:: Items ::

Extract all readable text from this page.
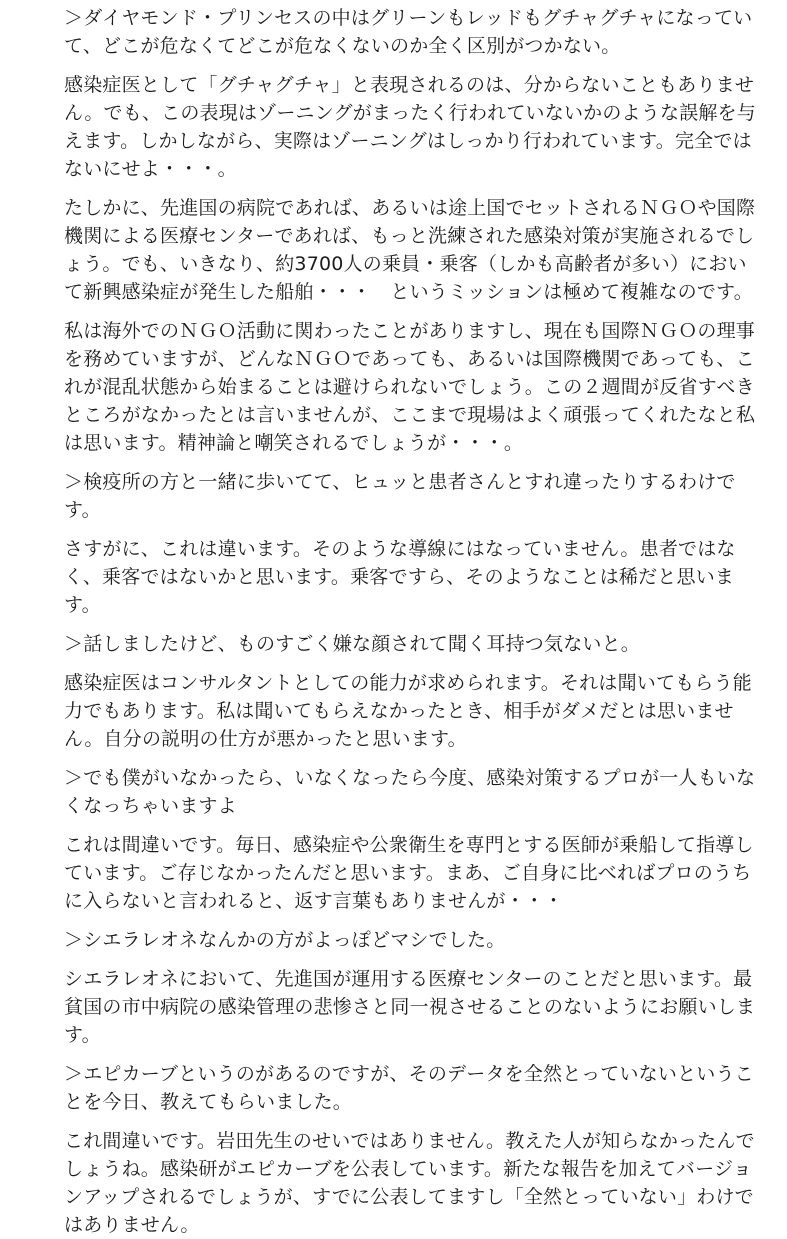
＞ダイヤモンド・プリンセスの中はグリーンもレッドもグチャグチャになっていて、どこが危なくてどこが危なくないのか全く区別がつかない。

感染症医として「グチャグチャ」と表現されるのは、分からないこともありません。でも、この表現はゾーニングがまったく行われていないかのような誤解を与えます。しかしながら、実際はゾーニングはしっかり行われています。完全ではないにせよ・・・。

たしかに、先進国の病院であれば、あるいは途上国でセットされるＮＧＯや国際機関による医療センターであれば、もっと洗練された感染対策が実施されるでしょう。でも、いきなり、約3700人の乗員・乗客（しかも高齢者が多い）において新興感染症が発生した船舶・・・　というミッションは極めて複雑なのです。

私は海外でのＮＧＯ活動に関わったことがありますし、現在も国際ＮＧＯの理事を務めていますが、どんなＮＧＯであっても、あるいは国際機関であっても、これが混乱状態から始まることは避けられないでしょう。この２週間が反省すべきところがなかったとは言いませんが、ここまで現場はよく頑張ってくれたなと私は思います。精神論と嘲笑されるでしょうが・・・。

＞検疫所の方と一緒に歩いてて、ヒュッと患者さんとすれ違ったりするわけです。

さすがに、これは違います。そのような導線にはなっていません。患者ではなく、乗客ではないかと思います。乗客ですら、そのようなことは稀だと思います。

＞話しましたけど、ものすごく嫌な顔されて聞く耳持つ気ないと。

感染症医はコンサルタントとしての能力が求められます。それは聞いてもらう能力でもあります。私は聞いてもらえなかったとき、相手がダメだとは思いません。自分の説明の仕方が悪かったと思います。

＞でも僕がいなかったら、いなくなったら今度、感染対策するプロが一人もいなくなっちゃいますよ

これは間違いです。毎日、感染症や公衆衛生を専門とする医師が乗船して指導しています。ご存じなかったんだと思います。まあ、ご自身に比べればプロのうちに入らないと言われると、返す言葉もありませんが・・・

＞シエラレオネなんかの方がよっぽどマシでした。

シエラレオネにおいて、先進国が運用する医療センターのことだと思います。最貧国の市中病院の感染管理の悲惨さと同一視させることのないようにお願いします。

＞エピカーブというのがあるのですが、そのデータを全然とっていないということを今日、教えてもらいました。

これ間違いです。岩田先生のせいではありません。教えた人が知らなかったんでしょうね。感染研がエピカーブを公表しています。新たな報告を加えてバージョンアップされるでしょうが、すでに公表してますし「全然とっていない」わけではありません。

:::

● Description of the task
Images in the records should not be copied. Repeat all the rest exactly.

● Response to the task
Extract all readable text from this page.
＞ダイヤモンド・プリンセスの中はグリーンもレッドもグチャグチャになっていて、どこが危なくてどこが危なくないのか全く区別がつかない。

感染症医として「グチャグチャ」と表現されるのは、分からないこともありません。でも、この表現はゾーニングがまったく行われていないかのような誤解を与えます。しかしながら、実際はゾーニングはしっかり行われています。完全ではないにせよ・・・。

たしかに、先進国の病院であれば、あるいは途上国でセットされるＮＧＯや国際機関による医療センターであれば、もっと洗練された感染対策が実施されるでしょう。でも、いきなり、約3700人の乗員・乗客（しかも高齢者が多い）において新興感染症が発生した船舶・・・　というミッションは極めて複雑なのです。

私は海外でのＮＧＯ活動に関わったことがありますし、現在も国際ＮＧＯの理事を務めていますが、どんなＮＧＯであっても、あるいは国際機関であっても、これが混乱状態から始まることは避けられないでしょう。この２週間が反省すべきところがなかったとは言いませんが、ここまで現場はよく頑張ってくれたなと私は思います。精神論と嘲笑されるでしょうが・・・。

＞検疫所の方と一緒に歩いてて、ヒュッと患者さんとすれ違ったりするわけです。

さすがに、これは違います。そのような導線にはなっていません。患者ではなく、乗客ではないかと思います。乗客ですら、そのようなことは稀だと思います。

＞話しましたけど、ものすごく嫌な顔されて聞く耳持つ気ないと。

感染症医はコンサルタントとしての能力が求められます。それは聞いてもらう能力でもあります。私は聞いてもらえなかったとき、相手がダメだとは思いません。自分の説明の仕方が悪かったと思います。

＞でも僕がいなかったら、いなくなったら今度、感染対策するプロが一人もいなくなっちゃいますよ

これは間違いです。毎日、感染症や公衆衛生を専門とする医師が乗船して指導しています。ご存じなかったんだと思います。まあ、ご自身に比べればプロのうちに入らないと言われると、返す言葉もありませんが・・・

＞シエラレオネなんかの方がよっぽどマシでした。

シエラレオネにおいて、先進国が運用する医療センターのことだと思います。最貧国の市中病院の感染管理の悲惨さと同一視させることのないようにお願いします。

＞エピカーブというのがあるのですが、そのデータを全然とっていないということを今日、教えてもらいました。

これ間違いです。岩田先生のせいではありません。教えた人が知らなかったんでしょうね。感染研がエピカーブを公表しています。新たな報告を加えてバージョンアップされるでしょうが、すでに公表してますし「全然とっていない」わけではありません。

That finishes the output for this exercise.